[Extracts from a graphics dataset]
------------------------------------------------------------
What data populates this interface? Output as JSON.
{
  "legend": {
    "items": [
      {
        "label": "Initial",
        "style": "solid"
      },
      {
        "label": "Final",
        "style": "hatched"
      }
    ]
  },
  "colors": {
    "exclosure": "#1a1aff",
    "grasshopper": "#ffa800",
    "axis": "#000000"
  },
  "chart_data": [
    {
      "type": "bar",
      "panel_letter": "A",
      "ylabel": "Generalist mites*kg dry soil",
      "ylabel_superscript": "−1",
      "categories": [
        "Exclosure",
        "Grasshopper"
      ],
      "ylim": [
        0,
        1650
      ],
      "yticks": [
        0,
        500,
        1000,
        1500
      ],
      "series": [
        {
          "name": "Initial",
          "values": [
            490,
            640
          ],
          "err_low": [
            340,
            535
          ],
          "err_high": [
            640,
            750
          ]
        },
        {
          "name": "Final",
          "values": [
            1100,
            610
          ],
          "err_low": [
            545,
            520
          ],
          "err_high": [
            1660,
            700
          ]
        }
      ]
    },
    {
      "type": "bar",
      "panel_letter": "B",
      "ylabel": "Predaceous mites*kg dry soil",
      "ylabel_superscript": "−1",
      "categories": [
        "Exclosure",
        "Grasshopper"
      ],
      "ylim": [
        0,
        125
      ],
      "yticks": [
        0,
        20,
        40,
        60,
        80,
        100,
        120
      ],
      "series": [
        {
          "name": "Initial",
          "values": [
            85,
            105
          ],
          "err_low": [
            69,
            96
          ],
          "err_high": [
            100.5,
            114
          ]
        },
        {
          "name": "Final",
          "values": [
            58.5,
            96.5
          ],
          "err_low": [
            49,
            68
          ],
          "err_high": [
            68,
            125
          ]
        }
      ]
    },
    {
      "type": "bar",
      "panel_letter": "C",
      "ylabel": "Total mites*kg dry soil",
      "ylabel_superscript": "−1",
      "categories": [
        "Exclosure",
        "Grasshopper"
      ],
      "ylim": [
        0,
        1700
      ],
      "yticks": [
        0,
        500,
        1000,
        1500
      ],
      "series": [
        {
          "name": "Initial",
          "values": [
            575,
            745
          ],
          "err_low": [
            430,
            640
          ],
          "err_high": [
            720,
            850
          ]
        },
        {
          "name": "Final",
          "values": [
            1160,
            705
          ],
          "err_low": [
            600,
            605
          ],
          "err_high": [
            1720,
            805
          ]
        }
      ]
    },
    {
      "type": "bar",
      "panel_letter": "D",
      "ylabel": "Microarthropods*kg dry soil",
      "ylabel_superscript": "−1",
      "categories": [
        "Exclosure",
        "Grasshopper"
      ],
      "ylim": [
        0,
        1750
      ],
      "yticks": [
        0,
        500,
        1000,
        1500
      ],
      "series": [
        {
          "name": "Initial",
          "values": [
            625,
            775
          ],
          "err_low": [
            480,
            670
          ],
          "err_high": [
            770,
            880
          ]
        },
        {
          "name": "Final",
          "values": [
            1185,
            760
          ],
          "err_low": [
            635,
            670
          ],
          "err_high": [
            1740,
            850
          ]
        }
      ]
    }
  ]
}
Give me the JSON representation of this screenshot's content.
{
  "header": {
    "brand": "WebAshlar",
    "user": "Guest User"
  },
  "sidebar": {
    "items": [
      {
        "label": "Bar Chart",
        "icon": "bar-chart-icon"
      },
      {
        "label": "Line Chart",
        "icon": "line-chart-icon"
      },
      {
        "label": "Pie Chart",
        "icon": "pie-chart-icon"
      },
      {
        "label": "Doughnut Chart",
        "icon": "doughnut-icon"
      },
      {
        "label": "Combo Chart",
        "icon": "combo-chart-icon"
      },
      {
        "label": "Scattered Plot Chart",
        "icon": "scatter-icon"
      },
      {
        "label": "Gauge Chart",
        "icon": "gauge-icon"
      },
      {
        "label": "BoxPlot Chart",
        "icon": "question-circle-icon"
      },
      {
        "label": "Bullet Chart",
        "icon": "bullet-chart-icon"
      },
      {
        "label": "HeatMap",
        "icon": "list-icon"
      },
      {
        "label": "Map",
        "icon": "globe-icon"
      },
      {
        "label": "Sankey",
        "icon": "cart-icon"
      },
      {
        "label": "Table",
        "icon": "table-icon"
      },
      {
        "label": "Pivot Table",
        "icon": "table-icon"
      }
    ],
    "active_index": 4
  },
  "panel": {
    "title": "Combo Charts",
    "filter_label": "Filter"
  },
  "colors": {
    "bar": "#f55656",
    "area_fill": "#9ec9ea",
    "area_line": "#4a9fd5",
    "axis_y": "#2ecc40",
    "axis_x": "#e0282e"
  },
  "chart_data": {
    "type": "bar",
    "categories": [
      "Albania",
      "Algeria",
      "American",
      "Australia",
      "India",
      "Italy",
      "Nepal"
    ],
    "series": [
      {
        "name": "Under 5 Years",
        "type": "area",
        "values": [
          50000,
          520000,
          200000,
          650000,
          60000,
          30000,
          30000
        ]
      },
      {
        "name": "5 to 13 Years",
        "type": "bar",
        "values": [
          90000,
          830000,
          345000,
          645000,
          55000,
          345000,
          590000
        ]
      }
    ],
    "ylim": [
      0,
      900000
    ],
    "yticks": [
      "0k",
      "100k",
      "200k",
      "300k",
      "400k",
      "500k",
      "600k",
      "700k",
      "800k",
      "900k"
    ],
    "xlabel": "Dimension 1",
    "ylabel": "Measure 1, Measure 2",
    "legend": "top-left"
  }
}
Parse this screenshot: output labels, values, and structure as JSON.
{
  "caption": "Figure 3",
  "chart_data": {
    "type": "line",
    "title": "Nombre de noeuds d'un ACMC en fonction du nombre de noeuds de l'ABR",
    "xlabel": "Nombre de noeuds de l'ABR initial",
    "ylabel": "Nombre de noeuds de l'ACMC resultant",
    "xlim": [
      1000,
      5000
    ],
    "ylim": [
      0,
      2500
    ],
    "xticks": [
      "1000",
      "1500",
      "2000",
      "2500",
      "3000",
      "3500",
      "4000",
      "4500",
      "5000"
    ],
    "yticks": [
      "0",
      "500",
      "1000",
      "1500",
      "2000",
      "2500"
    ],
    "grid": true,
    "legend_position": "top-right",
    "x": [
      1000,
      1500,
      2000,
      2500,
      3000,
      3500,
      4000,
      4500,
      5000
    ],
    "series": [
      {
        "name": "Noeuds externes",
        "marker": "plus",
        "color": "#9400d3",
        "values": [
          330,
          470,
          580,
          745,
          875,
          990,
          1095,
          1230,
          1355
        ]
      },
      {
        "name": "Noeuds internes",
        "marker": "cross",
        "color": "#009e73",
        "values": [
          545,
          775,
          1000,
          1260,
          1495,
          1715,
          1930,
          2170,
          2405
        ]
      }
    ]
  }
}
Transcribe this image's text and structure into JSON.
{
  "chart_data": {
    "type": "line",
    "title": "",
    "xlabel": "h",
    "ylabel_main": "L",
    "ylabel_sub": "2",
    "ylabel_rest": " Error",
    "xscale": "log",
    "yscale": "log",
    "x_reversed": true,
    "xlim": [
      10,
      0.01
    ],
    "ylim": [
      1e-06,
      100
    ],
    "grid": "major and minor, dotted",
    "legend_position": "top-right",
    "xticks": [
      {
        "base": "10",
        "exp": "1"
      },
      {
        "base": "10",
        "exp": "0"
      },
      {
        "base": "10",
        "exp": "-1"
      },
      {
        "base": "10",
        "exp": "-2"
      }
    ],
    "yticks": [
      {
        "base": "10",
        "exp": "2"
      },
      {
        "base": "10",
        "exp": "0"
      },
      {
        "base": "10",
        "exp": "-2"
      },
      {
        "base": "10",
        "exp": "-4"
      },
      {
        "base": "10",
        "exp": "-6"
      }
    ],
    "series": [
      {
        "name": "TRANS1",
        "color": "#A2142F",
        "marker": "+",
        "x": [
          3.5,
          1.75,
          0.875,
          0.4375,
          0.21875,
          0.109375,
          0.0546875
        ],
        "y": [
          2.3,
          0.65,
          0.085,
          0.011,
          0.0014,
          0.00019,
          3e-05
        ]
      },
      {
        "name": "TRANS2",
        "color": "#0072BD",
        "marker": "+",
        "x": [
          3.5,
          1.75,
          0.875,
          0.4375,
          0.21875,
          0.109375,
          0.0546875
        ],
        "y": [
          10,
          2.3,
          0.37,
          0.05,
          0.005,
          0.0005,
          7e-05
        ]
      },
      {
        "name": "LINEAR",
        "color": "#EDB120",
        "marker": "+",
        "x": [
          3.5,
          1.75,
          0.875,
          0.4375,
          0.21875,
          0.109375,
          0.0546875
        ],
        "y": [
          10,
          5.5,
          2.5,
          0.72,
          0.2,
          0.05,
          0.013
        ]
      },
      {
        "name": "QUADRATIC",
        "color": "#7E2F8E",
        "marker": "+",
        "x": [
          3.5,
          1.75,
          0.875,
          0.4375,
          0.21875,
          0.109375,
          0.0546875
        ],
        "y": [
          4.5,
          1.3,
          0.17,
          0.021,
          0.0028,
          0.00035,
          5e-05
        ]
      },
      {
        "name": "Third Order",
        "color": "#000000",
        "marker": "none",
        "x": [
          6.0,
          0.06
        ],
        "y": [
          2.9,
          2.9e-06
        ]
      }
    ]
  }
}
------------------------------------------------------------
» **SHORT TASK**
Gather each line holding the string "soil".

» **RESPONSE TO THIS EXERCISE**
      "ylabel": "Generalist mites*kg dry soil",
      "ylabel": "Predaceous mites*kg dry soil",
      "ylabel": "Total mites*kg dry soil",
      "ylabel": "Microarthropods*kg dry soil",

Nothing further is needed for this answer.